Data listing
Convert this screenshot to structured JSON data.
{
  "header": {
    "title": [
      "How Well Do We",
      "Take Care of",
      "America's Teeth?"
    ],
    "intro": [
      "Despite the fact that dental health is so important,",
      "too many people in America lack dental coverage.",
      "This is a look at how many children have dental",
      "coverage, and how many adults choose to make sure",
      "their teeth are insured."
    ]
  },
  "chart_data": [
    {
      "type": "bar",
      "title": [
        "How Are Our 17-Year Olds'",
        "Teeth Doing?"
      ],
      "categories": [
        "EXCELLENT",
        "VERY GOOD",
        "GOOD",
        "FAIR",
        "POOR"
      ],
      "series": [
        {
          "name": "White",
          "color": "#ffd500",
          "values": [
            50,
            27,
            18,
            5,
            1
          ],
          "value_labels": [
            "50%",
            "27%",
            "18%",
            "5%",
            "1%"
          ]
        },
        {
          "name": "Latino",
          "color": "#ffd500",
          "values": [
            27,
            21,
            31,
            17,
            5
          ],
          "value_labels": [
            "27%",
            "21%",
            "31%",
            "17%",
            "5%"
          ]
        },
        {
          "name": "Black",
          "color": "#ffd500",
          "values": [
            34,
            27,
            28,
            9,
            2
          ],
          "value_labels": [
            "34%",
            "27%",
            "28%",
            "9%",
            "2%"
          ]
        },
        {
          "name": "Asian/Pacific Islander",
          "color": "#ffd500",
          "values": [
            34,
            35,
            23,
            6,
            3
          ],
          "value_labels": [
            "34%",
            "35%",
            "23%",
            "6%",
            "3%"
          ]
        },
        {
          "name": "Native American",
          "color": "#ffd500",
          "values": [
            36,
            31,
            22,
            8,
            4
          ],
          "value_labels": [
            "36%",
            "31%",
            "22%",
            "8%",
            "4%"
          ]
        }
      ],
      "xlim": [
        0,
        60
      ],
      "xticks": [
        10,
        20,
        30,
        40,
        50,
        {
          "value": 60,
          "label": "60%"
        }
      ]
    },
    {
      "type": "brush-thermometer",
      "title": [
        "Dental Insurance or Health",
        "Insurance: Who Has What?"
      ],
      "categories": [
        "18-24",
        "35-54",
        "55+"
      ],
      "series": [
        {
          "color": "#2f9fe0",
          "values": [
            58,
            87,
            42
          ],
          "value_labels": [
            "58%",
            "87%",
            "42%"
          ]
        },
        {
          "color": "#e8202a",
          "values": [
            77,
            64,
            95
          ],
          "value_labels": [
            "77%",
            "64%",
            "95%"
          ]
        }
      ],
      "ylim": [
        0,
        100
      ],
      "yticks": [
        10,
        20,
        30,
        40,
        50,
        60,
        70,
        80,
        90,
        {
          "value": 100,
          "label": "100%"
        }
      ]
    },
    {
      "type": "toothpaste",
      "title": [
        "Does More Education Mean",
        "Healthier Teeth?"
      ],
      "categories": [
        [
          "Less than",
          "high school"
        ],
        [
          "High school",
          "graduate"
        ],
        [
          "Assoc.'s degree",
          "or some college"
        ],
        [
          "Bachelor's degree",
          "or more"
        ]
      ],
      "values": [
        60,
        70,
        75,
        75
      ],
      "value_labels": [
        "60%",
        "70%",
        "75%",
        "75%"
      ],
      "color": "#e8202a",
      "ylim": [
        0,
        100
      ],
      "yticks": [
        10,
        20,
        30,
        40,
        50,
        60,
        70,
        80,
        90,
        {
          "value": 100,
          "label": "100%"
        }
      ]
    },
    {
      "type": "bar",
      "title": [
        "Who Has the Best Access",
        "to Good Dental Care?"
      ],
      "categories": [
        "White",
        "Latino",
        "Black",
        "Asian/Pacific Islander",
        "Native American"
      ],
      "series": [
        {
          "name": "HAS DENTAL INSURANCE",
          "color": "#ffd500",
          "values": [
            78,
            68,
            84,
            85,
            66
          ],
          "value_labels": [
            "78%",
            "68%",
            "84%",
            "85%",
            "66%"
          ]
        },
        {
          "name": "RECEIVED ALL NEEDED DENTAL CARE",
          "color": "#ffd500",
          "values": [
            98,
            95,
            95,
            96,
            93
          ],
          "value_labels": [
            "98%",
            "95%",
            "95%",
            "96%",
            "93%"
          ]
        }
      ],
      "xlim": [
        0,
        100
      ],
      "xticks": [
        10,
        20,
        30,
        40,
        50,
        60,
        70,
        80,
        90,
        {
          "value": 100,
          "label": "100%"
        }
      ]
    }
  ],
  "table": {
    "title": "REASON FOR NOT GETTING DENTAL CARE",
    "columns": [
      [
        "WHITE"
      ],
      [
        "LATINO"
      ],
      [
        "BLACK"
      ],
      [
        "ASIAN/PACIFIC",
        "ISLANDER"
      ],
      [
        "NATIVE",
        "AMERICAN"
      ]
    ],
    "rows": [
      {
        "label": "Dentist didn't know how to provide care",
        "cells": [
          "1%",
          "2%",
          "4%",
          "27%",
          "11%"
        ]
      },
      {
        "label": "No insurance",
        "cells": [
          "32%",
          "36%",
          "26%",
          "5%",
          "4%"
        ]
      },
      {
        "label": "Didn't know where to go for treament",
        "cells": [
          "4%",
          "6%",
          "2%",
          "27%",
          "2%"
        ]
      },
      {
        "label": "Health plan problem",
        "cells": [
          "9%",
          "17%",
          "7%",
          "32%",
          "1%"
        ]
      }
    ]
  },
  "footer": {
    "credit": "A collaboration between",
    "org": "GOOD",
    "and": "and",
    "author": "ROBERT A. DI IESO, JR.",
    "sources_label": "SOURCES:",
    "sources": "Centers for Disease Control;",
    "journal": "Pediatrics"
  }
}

▶ **What the task asks**: Write the material out again word for word.

▶ **Final result**:
Convert this screenshot to structured JSON data.
{
  "header": {
    "title": [
      "How Well Do We",
      "Take Care of",
      "America's Teeth?"
    ],
    "intro": [
      "Despite the fact that dental health is so important,",
      "too many people in America lack dental coverage.",
      "This is a look at how many children have dental",
      "coverage, and how many adults choose to make sure",
      "their teeth are insured."
    ]
  },
  "chart_data": [
    {
      "type": "bar",
      "title": [
        "How Are Our 17-Year Olds'",
        "Teeth Doing?"
      ],
      "categories": [
        "EXCELLENT",
        "VERY GOOD",
        "GOOD",
        "FAIR",
        "POOR"
      ],
      "series": [
        {
          "name": "White",
          "color": "#ffd500",
          "values": [
            50,
            27,
            18,
            5,
            1
          ],
          "value_labels": [
            "50%",
            "27%",
            "18%",
            "5%",
            "1%"
          ]
        },
        {
          "name": "Latino",
          "color": "#ffd500",
          "values": [
            27,
            21,
            31,
            17,
            5
          ],
          "value_labels": [
            "27%",
            "21%",
            "31%",
            "17%",
            "5%"
          ]
        },
        {
          "name": "Black",
          "color": "#ffd500",
          "values": [
            34,
            27,
            28,
            9,
            2
          ],
          "value_labels": [
            "34%",
            "27%",
            "28%",
            "9%",
            "2%"
          ]
        },
        {
          "name": "Asian/Pacific Islander",
          "color": "#ffd500",
          "values": [
            34,
            35,
            23,
            6,
            3
          ],
          "value_labels": [
            "34%",
            "35%",
            "23%",
            "6%",
            "3%"
          ]
        },
        {
          "name": "Native American",
          "color": "#ffd500",
          "values": [
            36,
            31,
            22,
            8,
            4
          ],
          "value_labels": [
            "36%",
            "31%",
            "22%",
            "8%",
            "4%"
          ]
        }
      ],
      "xlim": [
        0,
        60
      ],
      "xticks": [
        10,
        20,
        30,
        40,
        50,
        {
          "value": 60,
          "label": "60%"
        }
      ]
    },
    {
      "type": "brush-thermometer",
      "title": [
        "Dental Insurance or Health",
        "Insurance: Who Has What?"
      ],
      "categories": [
        "18-24",
        "35-54",
        "55+"
      ],
      "series": [
        {
          "color": "#2f9fe0",
          "values": [
            58,
            87,
            42
          ],
          "value_labels": [
            "58%",
            "87%",
            "42%"
          ]
        },
        {
          "color": "#e8202a",
          "values": [
            77,
            64,
            95
          ],
          "value_labels": [
            "77%",
            "64%",
            "95%"
          ]
        }
      ],
      "ylim": [
        0,
        100
      ],
      "yticks": [
        10,
        20,
        30,
        40,
        50,
        60,
        70,
        80,
        90,
        {
          "value": 100,
          "label": "100%"
        }
      ]
    },
    {
      "type": "toothpaste",
      "title": [
        "Does More Education Mean",
        "Healthier Teeth?"
      ],
      "categories": [
        [
          "Less than",
          "high school"
        ],
        [
          "High school",
          "graduate"
        ],
        [
          "Assoc.'s degree",
          "or some college"
        ],
        [
          "Bachelor's degree",
          "or more"
        ]
      ],
      "values": [
        60,
        70,
        75,
        75
      ],
      "value_labels": [
        "60%",
        "70%",
        "75%",
        "75%"
      ],
      "color": "#e8202a",
      "ylim": [
        0,
        100
      ],
      "yticks": [
        10,
        20,
        30,
        40,
        50,
        60,
        70,
        80,
        90,
        {
          "value": 100,
          "label": "100%"
        }
      ]
    },
    {
      "type": "bar",
      "title": [
        "Who Has the Best Access",
        "to Good Dental Care?"
      ],
      "categories": [
        "White",
        "Latino",
        "Black",
        "Asian/Pacific Islander",
        "Native American"
      ],
      "series": [
        {
          "name": "HAS DENTAL INSURANCE",
          "color": "#ffd500",
          "values": [
            78,
            68,
            84,
            85,
            66
          ],
          "value_labels": [
            "78%",
            "68%",
            "84%",
            "85%",
            "66%"
          ]
        },
        {
          "name": "RECEIVED ALL NEEDED DENTAL CARE",
          "color": "#ffd500",
          "values": [
            98,
            95,
            95,
            96,
            93
          ],
          "value_labels": [
            "98%",
            "95%",
            "95%",
            "96%",
            "93%"
          ]
        }
      ],
      "xlim": [
        0,
        100
      ],
      "xticks": [
        10,
        20,
        30,
        40,
        50,
        60,
        70,
        80,
        90,
        {
          "value": 100,
          "label": "100%"
        }
      ]
    }
  ],
  "table": {
    "title": "REASON FOR NOT GETTING DENTAL CARE",
    "columns": [
      [
        "WHITE"
      ],
      [
        "LATINO"
      ],
      [
        "BLACK"
      ],
      [
        "ASIAN/PACIFIC",
        "ISLANDER"
      ],
      [
        "NATIVE",
        "AMERICAN"
      ]
    ],
    "rows": [
      {
        "label": "Dentist didn't know how to provide care",
        "cells": [
          "1%",
          "2%",
          "4%",
          "27%",
          "11%"
        ]
      },
      {
        "label": "No insurance",
        "cells": [
          "32%",
          "36%",
          "26%",
          "5%",
          "4%"
        ]
      },
      {
        "label": "Didn't know where to go for treament",
        "cells": [
          "4%",
          "6%",
          "2%",
          "27%",
          "2%"
        ]
      },
      {
        "label": "Health plan problem",
        "cells": [
          "9%",
          "17%",
          "7%",
          "32%",
          "1%"
        ]
      }
    ]
  },
  "footer": {
    "credit": "A collaboration between",
    "org": "GOOD",
    "and": "and",
    "author": "ROBERT A. DI IESO, JR.",
    "sources_label": "SOURCES:",
    "sources": "Centers for Disease Control;",
    "journal": "Pediatrics"
  }
}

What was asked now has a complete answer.